(Data extracted from a collection)

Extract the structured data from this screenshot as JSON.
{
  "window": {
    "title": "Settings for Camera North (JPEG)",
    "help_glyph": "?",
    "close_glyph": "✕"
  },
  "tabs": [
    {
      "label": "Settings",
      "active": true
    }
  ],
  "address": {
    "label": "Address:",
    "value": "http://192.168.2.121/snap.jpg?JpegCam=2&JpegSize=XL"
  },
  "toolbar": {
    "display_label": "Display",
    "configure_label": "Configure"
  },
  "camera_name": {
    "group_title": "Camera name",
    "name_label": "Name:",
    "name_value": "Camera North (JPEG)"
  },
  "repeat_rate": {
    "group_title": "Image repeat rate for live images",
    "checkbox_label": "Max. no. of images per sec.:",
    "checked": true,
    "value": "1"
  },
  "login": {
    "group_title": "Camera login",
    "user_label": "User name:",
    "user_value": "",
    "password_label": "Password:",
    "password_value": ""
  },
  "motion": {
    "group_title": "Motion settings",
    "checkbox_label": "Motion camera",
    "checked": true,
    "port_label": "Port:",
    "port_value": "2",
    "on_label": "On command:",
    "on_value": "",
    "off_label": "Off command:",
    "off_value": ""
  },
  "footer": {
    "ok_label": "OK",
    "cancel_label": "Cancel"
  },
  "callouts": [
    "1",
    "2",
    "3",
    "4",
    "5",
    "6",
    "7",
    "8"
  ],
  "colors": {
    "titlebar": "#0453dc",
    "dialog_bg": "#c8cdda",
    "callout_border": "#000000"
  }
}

▶ _WHAT IS ASKED_
Reproduce all of the data exactly as given.

▶ _RESPONSE TO THIS EXERCISE_
Extract the structured data from this screenshot as JSON.
{
  "window": {
    "title": "Settings for Camera North (JPEG)",
    "help_glyph": "?",
    "close_glyph": "✕"
  },
  "tabs": [
    {
      "label": "Settings",
      "active": true
    }
  ],
  "address": {
    "label": "Address:",
    "value": "http://192.168.2.121/snap.jpg?JpegCam=2&JpegSize=XL"
  },
  "toolbar": {
    "display_label": "Display",
    "configure_label": "Configure"
  },
  "camera_name": {
    "group_title": "Camera name",
    "name_label": "Name:",
    "name_value": "Camera North (JPEG)"
  },
  "repeat_rate": {
    "group_title": "Image repeat rate for live images",
    "checkbox_label": "Max. no. of images per sec.:",
    "checked": true,
    "value": "1"
  },
  "login": {
    "group_title": "Camera login",
    "user_label": "User name:",
    "user_value": "",
    "password_label": "Password:",
    "password_value": ""
  },
  "motion": {
    "group_title": "Motion settings",
    "checkbox_label": "Motion camera",
    "checked": true,
    "port_label": "Port:",
    "port_value": "2",
    "on_label": "On command:",
    "on_value": "",
    "off_label": "Off command:",
    "off_value": ""
  },
  "footer": {
    "ok_label": "OK",
    "cancel_label": "Cancel"
  },
  "callouts": [
    "1",
    "2",
    "3",
    "4",
    "5",
    "6",
    "7",
    "8"
  ],
  "colors": {
    "titlebar": "#0453dc",
    "dialog_bg": "#c8cdda",
    "callout_border": "#000000"
  }
}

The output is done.